Stated goal: Output all of the entries below precisely as written.

Data supplied:
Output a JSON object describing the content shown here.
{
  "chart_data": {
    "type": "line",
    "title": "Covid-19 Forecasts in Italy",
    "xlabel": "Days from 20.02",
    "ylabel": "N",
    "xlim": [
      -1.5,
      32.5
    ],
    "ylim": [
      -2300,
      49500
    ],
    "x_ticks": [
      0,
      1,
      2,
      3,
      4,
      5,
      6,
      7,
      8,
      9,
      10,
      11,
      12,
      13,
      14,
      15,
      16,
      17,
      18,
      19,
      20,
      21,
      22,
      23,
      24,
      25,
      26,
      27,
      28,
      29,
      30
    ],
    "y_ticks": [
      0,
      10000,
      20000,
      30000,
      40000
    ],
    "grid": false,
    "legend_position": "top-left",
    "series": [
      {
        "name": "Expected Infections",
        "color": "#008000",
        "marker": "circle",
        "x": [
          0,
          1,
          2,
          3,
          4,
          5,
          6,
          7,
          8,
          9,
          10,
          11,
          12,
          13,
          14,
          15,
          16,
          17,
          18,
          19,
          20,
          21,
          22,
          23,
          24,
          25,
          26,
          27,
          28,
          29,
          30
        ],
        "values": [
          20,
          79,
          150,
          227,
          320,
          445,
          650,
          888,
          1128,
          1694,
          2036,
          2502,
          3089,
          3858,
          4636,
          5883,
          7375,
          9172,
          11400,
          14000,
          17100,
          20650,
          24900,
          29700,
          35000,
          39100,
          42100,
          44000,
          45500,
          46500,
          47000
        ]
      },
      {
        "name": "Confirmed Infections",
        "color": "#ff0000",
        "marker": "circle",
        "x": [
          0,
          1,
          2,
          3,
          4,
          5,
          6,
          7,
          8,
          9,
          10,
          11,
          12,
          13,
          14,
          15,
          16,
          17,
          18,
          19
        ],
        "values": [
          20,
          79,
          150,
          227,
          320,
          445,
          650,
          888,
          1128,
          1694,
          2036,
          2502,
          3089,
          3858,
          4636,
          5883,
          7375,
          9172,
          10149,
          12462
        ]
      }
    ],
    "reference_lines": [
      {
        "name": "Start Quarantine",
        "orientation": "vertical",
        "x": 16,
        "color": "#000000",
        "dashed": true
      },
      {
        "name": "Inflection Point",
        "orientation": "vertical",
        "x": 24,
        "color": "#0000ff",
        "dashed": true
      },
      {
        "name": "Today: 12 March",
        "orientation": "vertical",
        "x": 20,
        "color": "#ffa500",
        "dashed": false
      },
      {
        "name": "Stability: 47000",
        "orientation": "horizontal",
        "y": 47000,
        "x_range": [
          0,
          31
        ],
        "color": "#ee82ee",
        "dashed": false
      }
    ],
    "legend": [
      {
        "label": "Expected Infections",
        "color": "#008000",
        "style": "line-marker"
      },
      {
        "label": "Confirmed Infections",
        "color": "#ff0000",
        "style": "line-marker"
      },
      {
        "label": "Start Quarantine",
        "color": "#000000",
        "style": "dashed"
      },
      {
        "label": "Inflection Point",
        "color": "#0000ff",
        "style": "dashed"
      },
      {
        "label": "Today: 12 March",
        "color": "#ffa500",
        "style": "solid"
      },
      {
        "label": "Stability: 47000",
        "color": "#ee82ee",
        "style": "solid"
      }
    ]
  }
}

The result:
Output a JSON object describing the content shown here.
{
  "chart_data": {
    "type": "line",
    "title": "Covid-19 Forecasts in Italy",
    "xlabel": "Days from 20.02",
    "ylabel": "N",
    "xlim": [
      -1.5,
      32.5
    ],
    "ylim": [
      -2300,
      49500
    ],
    "x_ticks": [
      0,
      1,
      2,
      3,
      4,
      5,
      6,
      7,
      8,
      9,
      10,
      11,
      12,
      13,
      14,
      15,
      16,
      17,
      18,
      19,
      20,
      21,
      22,
      23,
      24,
      25,
      26,
      27,
      28,
      29,
      30
    ],
    "y_ticks": [
      0,
      10000,
      20000,
      30000,
      40000
    ],
    "grid": false,
    "legend_position": "top-left",
    "series": [
      {
        "name": "Expected Infections",
        "color": "#008000",
        "marker": "circle",
        "x": [
          0,
          1,
          2,
          3,
          4,
          5,
          6,
          7,
          8,
          9,
          10,
          11,
          12,
          13,
          14,
          15,
          16,
          17,
          18,
          19,
          20,
          21,
          22,
          23,
          24,
          25,
          26,
          27,
          28,
          29,
          30
        ],
        "values": [
          20,
          79,
          150,
          227,
          320,
          445,
          650,
          888,
          1128,
          1694,
          2036,
          2502,
          3089,
          3858,
          4636,
          5883,
          7375,
          9172,
          11400,
          14000,
          17100,
          20650,
          24900,
          29700,
          35000,
          39100,
          42100,
          44000,
          45500,
          46500,
          47000
        ]
      },
      {
        "name": "Confirmed Infections",
        "color": "#ff0000",
        "marker": "circle",
        "x": [
          0,
          1,
          2,
          3,
          4,
          5,
          6,
          7,
          8,
          9,
          10,
          11,
          12,
          13,
          14,
          15,
          16,
          17,
          18,
          19
        ],
        "values": [
          20,
          79,
          150,
          227,
          320,
          445,
          650,
          888,
          1128,
          1694,
          2036,
          2502,
          3089,
          3858,
          4636,
          5883,
          7375,
          9172,
          10149,
          12462
        ]
      }
    ],
    "reference_lines": [
      {
        "name": "Start Quarantine",
        "orientation": "vertical",
        "x": 16,
        "color": "#000000",
        "dashed": true
      },
      {
        "name": "Inflection Point",
        "orientation": "vertical",
        "x": 24,
        "color": "#0000ff",
        "dashed": true
      },
      {
        "name": "Today: 12 March",
        "orientation": "vertical",
        "x": 20,
        "color": "#ffa500",
        "dashed": false
      },
      {
        "name": "Stability: 47000",
        "orientation": "horizontal",
        "y": 47000,
        "x_range": [
          0,
          31
        ],
        "color": "#ee82ee",
        "dashed": false
      }
    ],
    "legend": [
      {
        "label": "Expected Infections",
        "color": "#008000",
        "style": "line-marker"
      },
      {
        "label": "Confirmed Infections",
        "color": "#ff0000",
        "style": "line-marker"
      },
      {
        "label": "Start Quarantine",
        "color": "#000000",
        "style": "dashed"
      },
      {
        "label": "Inflection Point",
        "color": "#0000ff",
        "style": "dashed"
      },
      {
        "label": "Today: 12 March",
        "color": "#ffa500",
        "style": "solid"
      },
      {
        "label": "Stability: 47000",
        "color": "#ee82ee",
        "style": "solid"
      }
    ]
  }
}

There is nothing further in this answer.